WHAT YOU WILL DO. Leave out the pictures and repeat everything else in the records exactly.
--*--
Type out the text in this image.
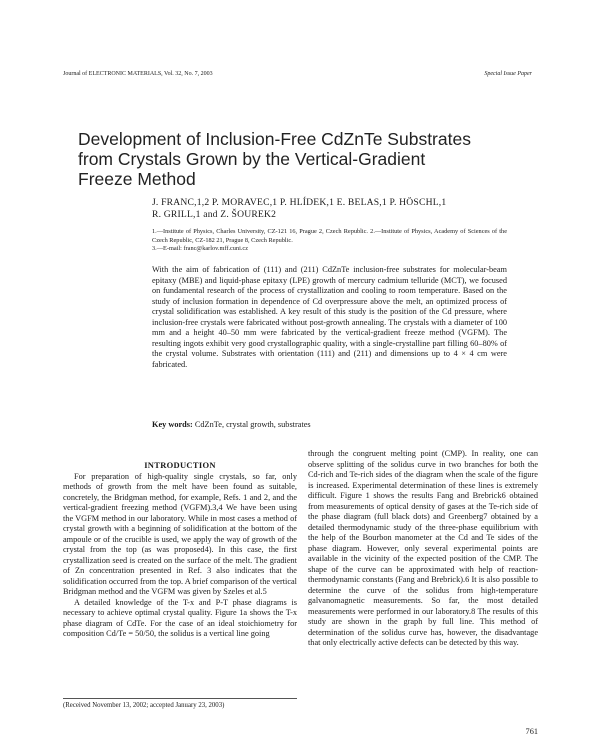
Journal of ELECTRONIC MATERIALS, Vol. 32, No. 7, 2003	Special Issue Paper
Development of Inclusion-Free CdZnTe Substrates
from Crystals Grown by the Vertical-Gradient
Freeze Method
J. FRANC,1,2 P. MORAVEC,1 P. HLÍDEK,1 E. BELAS,1 P. HÖSCHL,1
R. GRILL,1 and Z. ŠOUREK2
1.—Institute of Physics, Charles University, CZ-121 16, Prague 2, Czech Republic. 2.—Institute of Physics, Academy of Sciences of the Czech Republic, CZ-182 21, Prague 8, Czech Republic.
3.—E-mail: franc@karlov.mff.cuni.cz
With the aim of fabrication of (111) and (211) CdZnTe inclusion-free substrates for molecular-beam epitaxy (MBE) and liquid-phase epitaxy (LPE) growth of mercury cadmium telluride (MCT), we focused on fundamental research of the process of crystallization and cooling to room temperature. Based on the study of inclusion formation in dependence of Cd overpressure above the melt, an optimized process of crystal solidification was established. A key result of this study is the position of the Cd pressure, where inclusion-free crystals were fabricated without post-growth annealing. The crystals with a diameter of 100 mm and a height 40–50 mm were fabricated by the vertical-gradient freeze method (VGFM). The resulting ingots exhibit very good crystallographic quality, with a single-crystalline part filling 60–80% of the crystal volume. Substrates with orientation (111) and (211) and dimensions up to 4 × 4 cm were fabricated.
Key words: CdZnTe, crystal growth, substrates
INTRODUCTION

For preparation of high-quality single crystals, so far, only methods of growth from the melt have been found as suitable, concretely, the Bridgman method, for example, Refs. 1 and 2, and the vertical-gradient freezing method (VGFM).3,4 We have been using the VGFM method in our laboratory. While in most cases a method of crystal growth with a beginning of solidification at the bottom of the ampoule or of the crucible is used, we apply the way of growth of the crystal from the top (as was proposed4). In this case, the first crystallization seed is created on the surface of the melt. The gradient of Zn concentration presented in Ref. 3 also indicates that the solidification occurred from the top. A brief comparison of the vertical Bridgman method and the VGFM was given by Szeles et al.5

A detailed knowledge of the T-x and P-T phase diagrams is necessary to achieve optimal crystal quality. Figure 1a shows the T-x phase diagram of CdTe. For the case of an ideal stoichiometry for composition Cd/Te = 50/50, the solidus is a vertical line going

through the congruent melting point (CMP). In reality, one can observe splitting of the solidus curve in two branches for both the Cd-rich and Te-rich sides of the diagram when the scale of the figure is increased. Experimental determination of these lines is extremely difficult. Figure 1 shows the results Fang and Brebrick6 obtained from measurements of optical density of gases at the Te-rich side of the phase diagram (full black dots) and Greenberg7 obtained by a detailed thermodynamic study of the three-phase equilibrium with the help of the Bourbon manometer at the Cd and Te sides of the phase diagram. However, only several experimental points are available in the vicinity of the expected position of the CMP. The shape of the curve can be approximated with help of reaction-thermodynamic constants (Fang and Brebrick).6 It is also possible to determine the curve of the solidus from high-temperature galvanomagnetic measurements. So far, the most detailed measurements were performed in our laboratory.8 The results of this study are shown in the graph by full line. This method of determination of the solidus curve has, however, the disadvantage that only electrically active defects can be detected by this way.

(Received November 13, 2002; accepted January 23, 2003)
761
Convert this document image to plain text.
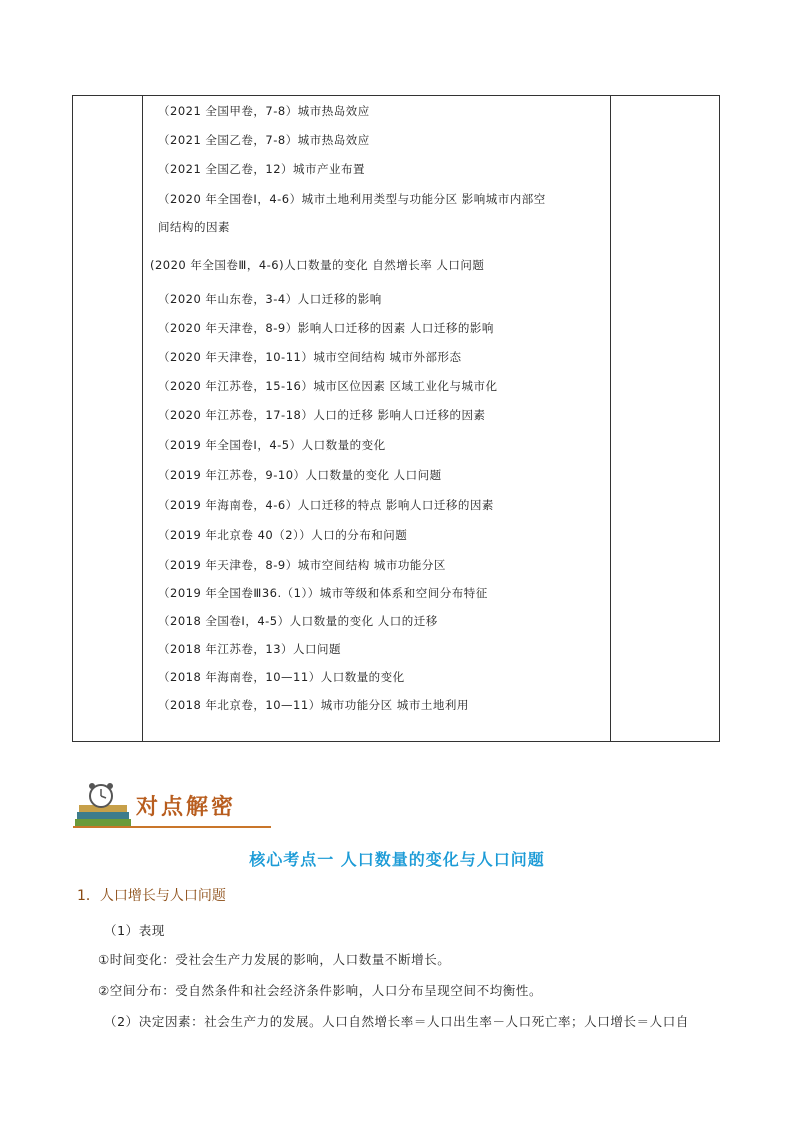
（2021 全国甲卷，7-8）城市热岛效应
（2021 全国乙卷，7-8）城市热岛效应
（2021 全国乙卷，12）城市产业布置
（2020 年全国卷Ⅰ，4-6）城市土地利用类型与功能分区 影响城市内部空
间结构的因素
(2020 年全国卷Ⅲ，4-6)人口数量的变化 自然增长率 人口问题
（2020 年山东卷，3-4）人口迁移的影响
（2020 年天津卷，8-9）影响人口迁移的因素 人口迁移的影响
（2020 年天津卷，10-11）城市空间结构 城市外部形态
（2020 年江苏卷，15-16）城市区位因素 区域工业化与城市化
（2020 年江苏卷，17-18）人口的迁移 影响人口迁移的因素
（2019 年全国卷Ⅰ，4-5）人口数量的变化
（2019 年江苏卷，9-10）人口数量的变化 人口问题
（2019 年海南卷，4-6）人口迁移的特点 影响人口迁移的因素
（2019 年北京卷 40（2））人口的分布和问题
（2019 年天津卷，8-9）城市空间结构 城市功能分区
（2019 年全国卷Ⅲ36.（1））城市等级和体系和空间分布特征
（2018 全国卷Ⅰ，4-5）人口数量的变化 人口的迁移
（2018 年江苏卷，13）人口问题
（2018 年海南卷，10—11）人口数量的变化
（2018 年北京卷，10—11）城市功能分区 城市土地利用
对点解密
核心考点一 人口数量的变化与人口问题
1．人口增长与人口问题
（1）表现
①时间变化：受社会生产力发展的影响，人口数量不断增长。
②空间分布：受自然条件和社会经济条件影响，人口分布呈现空间不均衡性。
（2）决定因素：社会生产力的发展。人口自然增长率＝人口出生率－人口死亡率；人口增长＝人口自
--*--
COMPLETE RESPONSE.
Type out the text in this image.
Journal of ELECTRONIC MATERIALS, Vol. 32, No. 7, 2003	Special Issue Paper
Development of Inclusion-Free CdZnTe Substrates
from Crystals Grown by the Vertical-Gradient
Freeze Method
J. FRANC,1,2 P. MORAVEC,1 P. HLÍDEK,1 E. BELAS,1 P. HÖSCHL,1
R. GRILL,1 and Z. ŠOUREK2
1.—Institute of Physics, Charles University, CZ-121 16, Prague 2, Czech Republic. 2.—Institute of Physics, Academy of Sciences of the Czech Republic, CZ-182 21, Prague 8, Czech Republic.
3.—E-mail: franc@karlov.mff.cuni.cz
With the aim of fabrication of (111) and (211) CdZnTe inclusion-free substrates for molecular-beam epitaxy (MBE) and liquid-phase epitaxy (LPE) growth of mercury cadmium telluride (MCT), we focused on fundamental research of the process of crystallization and cooling to room temperature. Based on the study of inclusion formation in dependence of Cd overpressure above the melt, an optimized process of crystal solidification was established. A key result of this study is the position of the Cd pressure, where inclusion-free crystals were fabricated without post-growth annealing. The crystals with a diameter of 100 mm and a height 40–50 mm were fabricated by the vertical-gradient freeze method (VGFM). The resulting ingots exhibit very good crystallographic quality, with a single-crystalline part filling 60–80% of the crystal volume. Substrates with orientation (111) and (211) and dimensions up to 4 × 4 cm were fabricated.
Key words: CdZnTe, crystal growth, substrates
INTRODUCTION

For preparation of high-quality single crystals, so far, only methods of growth from the melt have been found as suitable, concretely, the Bridgman method, for example, Refs. 1 and 2, and the vertical-gradient freezing method (VGFM).3,4 We have been using the VGFM method in our laboratory. While in most cases a method of crystal growth with a beginning of solidification at the bottom of the ampoule or of the crucible is used, we apply the way of growth of the crystal from the top (as was proposed4). In this case, the first crystallization seed is created on the surface of the melt. The gradient of Zn concentration presented in Ref. 3 also indicates that the solidification occurred from the top. A brief comparison of the vertical Bridgman method and the VGFM was given by Szeles et al.5

A detailed knowledge of the T-x and P-T phase diagrams is necessary to achieve optimal crystal quality. Figure 1a shows the T-x phase diagram of CdTe. For the case of an ideal stoichiometry for composition Cd/Te = 50/50, the solidus is a vertical line going

through the congruent melting point (CMP). In reality, one can observe splitting of the solidus curve in two branches for both the Cd-rich and Te-rich sides of the diagram when the scale of the figure is increased. Experimental determination of these lines is extremely difficult. Figure 1 shows the results Fang and Brebrick6 obtained from measurements of optical density of gases at the Te-rich side of the phase diagram (full black dots) and Greenberg7 obtained by a detailed thermodynamic study of the three-phase equilibrium with the help of the Bourbon manometer at the Cd and Te sides of the phase diagram. However, only several experimental points are available in the vicinity of the expected position of the CMP. The shape of the curve can be approximated with help of reaction-thermodynamic constants (Fang and Brebrick).6 It is also possible to determine the curve of the solidus from high-temperature galvanomagnetic measurements. So far, the most detailed measurements were performed in our laboratory.8 The results of this study are shown in the graph by full line. This method of determination of the solidus curve has, however, the disadvantage that only electrically active defects can be detected by this way.

(Received November 13, 2002; accepted January 23, 2003)
761
Convert this document image to plain text.
（2021 全国甲卷，7-8）城市热岛效应
（2021 全国乙卷，7-8）城市热岛效应
（2021 全国乙卷，12）城市产业布置
（2020 年全国卷Ⅰ，4-6）城市土地利用类型与功能分区 影响城市内部空
间结构的因素
(2020 年全国卷Ⅲ，4-6)人口数量的变化 自然增长率 人口问题
（2020 年山东卷，3-4）人口迁移的影响
（2020 年天津卷，8-9）影响人口迁移的因素 人口迁移的影响
（2020 年天津卷，10-11）城市空间结构 城市外部形态
（2020 年江苏卷，15-16）城市区位因素 区域工业化与城市化
（2020 年江苏卷，17-18）人口的迁移 影响人口迁移的因素
（2019 年全国卷Ⅰ，4-5）人口数量的变化
（2019 年江苏卷，9-10）人口数量的变化 人口问题
（2019 年海南卷，4-6）人口迁移的特点 影响人口迁移的因素
（2019 年北京卷 40（2））人口的分布和问题
（2019 年天津卷，8-9）城市空间结构 城市功能分区
（2019 年全国卷Ⅲ36.（1））城市等级和体系和空间分布特征
（2018 全国卷Ⅰ，4-5）人口数量的变化 人口的迁移
（2018 年江苏卷，13）人口问题
（2018 年海南卷，10—11）人口数量的变化
（2018 年北京卷，10—11）城市功能分区 城市土地利用
对点解密
核心考点一 人口数量的变化与人口问题
1．人口增长与人口问题
（1）表现
①时间变化：受社会生产力发展的影响，人口数量不断增长。
②空间分布：受自然条件和社会经济条件影响，人口分布呈现空间不均衡性。
（2）决定因素：社会生产力的发展。人口自然增长率＝人口出生率－人口死亡率；人口增长＝人口自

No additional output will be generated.